++++ PROVIDED RECORDS
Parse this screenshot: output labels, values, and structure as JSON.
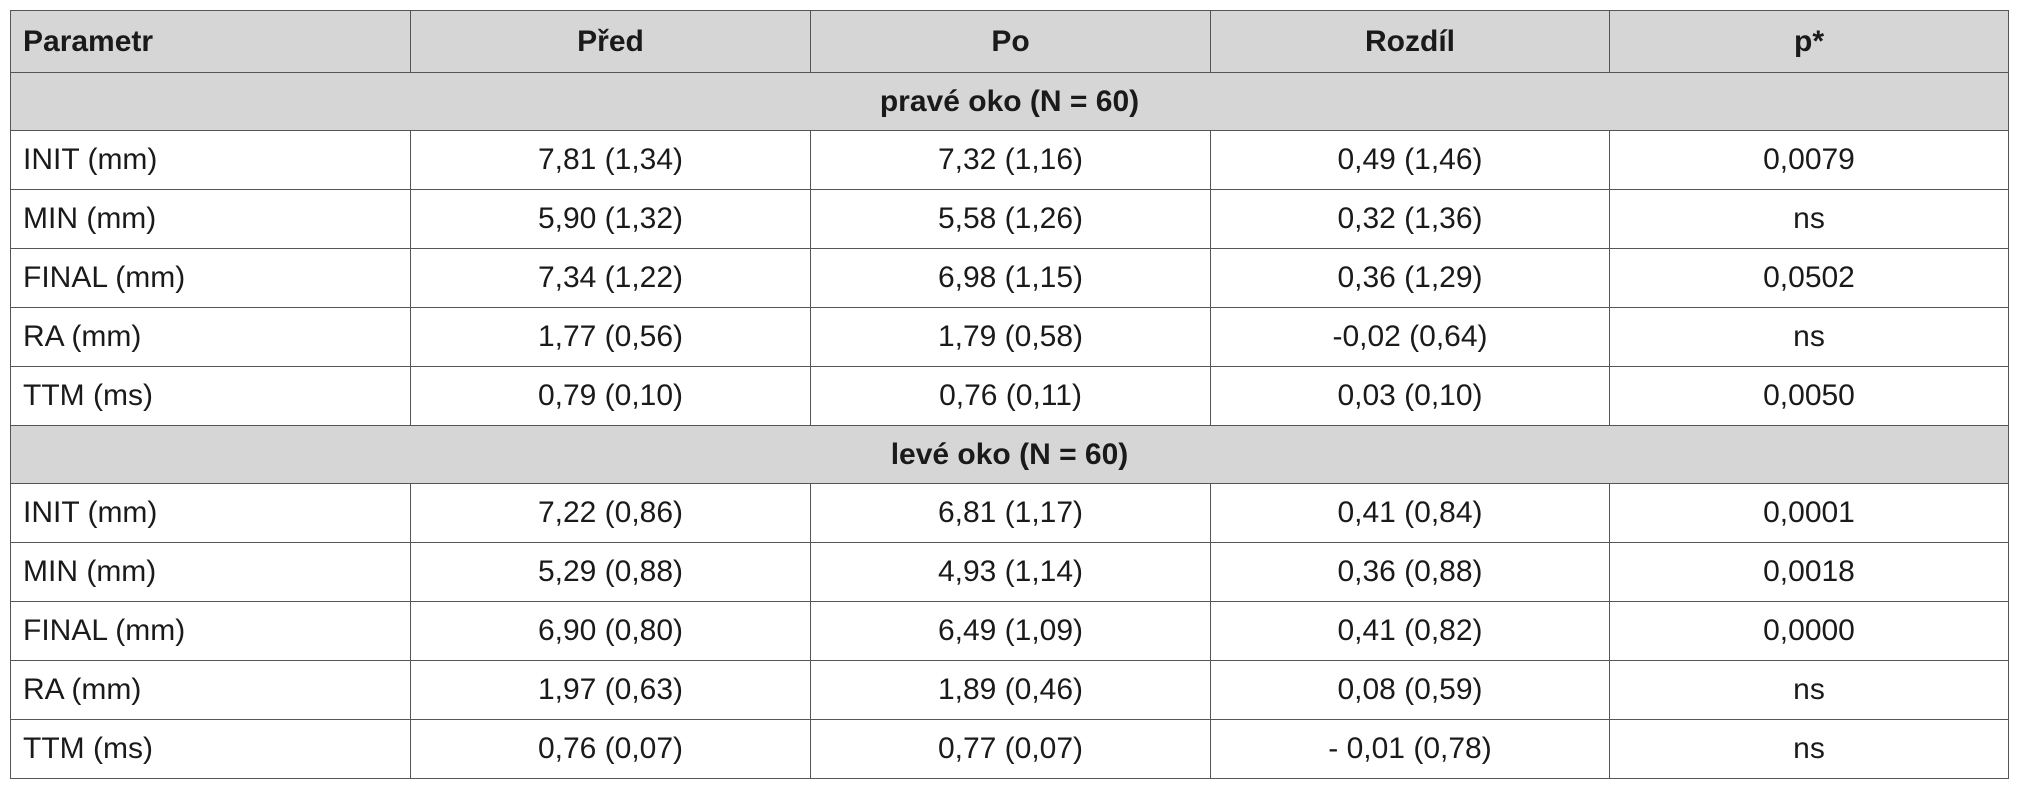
{
  "headers": [
    "Parametr",
    "Před",
    "Po",
    "Rozdíl",
    "p*"
  ],
  "sections": [
    {
      "title": "pravé oko (N = 60)",
      "rows": [
        {
          "param": "INIT (mm)",
          "pred": "7,81 (1,34)",
          "po": "7,32 (1,16)",
          "rozdil": "0,49 (1,46)",
          "p": "0,0079"
        },
        {
          "param": "MIN (mm)",
          "pred": "5,90 (1,32)",
          "po": "5,58 (1,26)",
          "rozdil": "0,32 (1,36)",
          "p": "ns"
        },
        {
          "param": "FINAL (mm)",
          "pred": "7,34 (1,22)",
          "po": "6,98 (1,15)",
          "rozdil": "0,36 (1,29)",
          "p": "0,0502"
        },
        {
          "param": "RA (mm)",
          "pred": "1,77 (0,56)",
          "po": "1,79 (0,58)",
          "rozdil": "-0,02 (0,64)",
          "p": "ns"
        },
        {
          "param": "TTM (ms)",
          "pred": "0,79 (0,10)",
          "po": "0,76 (0,11)",
          "rozdil": "0,03 (0,10)",
          "p": "0,0050"
        }
      ]
    },
    {
      "title": "levé oko (N = 60)",
      "rows": [
        {
          "param": "INIT (mm)",
          "pred": "7,22 (0,86)",
          "po": "6,81 (1,17)",
          "rozdil": "0,41 (0,84)",
          "p": "0,0001"
        },
        {
          "param": "MIN (mm)",
          "pred": "5,29 (0,88)",
          "po": "4,93 (1,14)",
          "rozdil": "0,36 (0,88)",
          "p": "0,0018"
        },
        {
          "param": "FINAL (mm)",
          "pred": "6,90 (0,80)",
          "po": "6,49 (1,09)",
          "rozdil": "0,41 (0,82)",
          "p": "0,0000"
        },
        {
          "param": "RA (mm)",
          "pred": "1,97 (0,63)",
          "po": "1,89 (0,46)",
          "rozdil": "0,08 (0,59)",
          "p": "ns"
        },
        {
          "param": "TTM (ms)",
          "pred": "0,76 (0,07)",
          "po": "0,77 (0,07)",
          "rozdil": "- 0,01 (0,78)",
          "p": "ns"
        }
      ]
    }
  ]
}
++++++++
GIVEN REQUEST:
Leave out every picture and copy the rest of the records exactly.

COMPLETE ANSWER:
Parse this screenshot: output labels, values, and structure as JSON.
{
  "headers": [
    "Parametr",
    "Před",
    "Po",
    "Rozdíl",
    "p*"
  ],
  "sections": [
    {
      "title": "pravé oko (N = 60)",
      "rows": [
        {
          "param": "INIT (mm)",
          "pred": "7,81 (1,34)",
          "po": "7,32 (1,16)",
          "rozdil": "0,49 (1,46)",
          "p": "0,0079"
        },
        {
          "param": "MIN (mm)",
          "pred": "5,90 (1,32)",
          "po": "5,58 (1,26)",
          "rozdil": "0,32 (1,36)",
          "p": "ns"
        },
        {
          "param": "FINAL (mm)",
          "pred": "7,34 (1,22)",
          "po": "6,98 (1,15)",
          "rozdil": "0,36 (1,29)",
          "p": "0,0502"
        },
        {
          "param": "RA (mm)",
          "pred": "1,77 (0,56)",
          "po": "1,79 (0,58)",
          "rozdil": "-0,02 (0,64)",
          "p": "ns"
        },
        {
          "param": "TTM (ms)",
          "pred": "0,79 (0,10)",
          "po": "0,76 (0,11)",
          "rozdil": "0,03 (0,10)",
          "p": "0,0050"
        }
      ]
    },
    {
      "title": "levé oko (N = 60)",
      "rows": [
        {
          "param": "INIT (mm)",
          "pred": "7,22 (0,86)",
          "po": "6,81 (1,17)",
          "rozdil": "0,41 (0,84)",
          "p": "0,0001"
        },
        {
          "param": "MIN (mm)",
          "pred": "5,29 (0,88)",
          "po": "4,93 (1,14)",
          "rozdil": "0,36 (0,88)",
          "p": "0,0018"
        },
        {
          "param": "FINAL (mm)",
          "pred": "6,90 (0,80)",
          "po": "6,49 (1,09)",
          "rozdil": "0,41 (0,82)",
          "p": "0,0000"
        },
        {
          "param": "RA (mm)",
          "pred": "1,97 (0,63)",
          "po": "1,89 (0,46)",
          "rozdil": "0,08 (0,59)",
          "p": "ns"
        },
        {
          "param": "TTM (ms)",
          "pred": "0,76 (0,07)",
          "po": "0,77 (0,07)",
          "rozdil": "- 0,01 (0,78)",
          "p": "ns"
        }
      ]
    }
  ]
}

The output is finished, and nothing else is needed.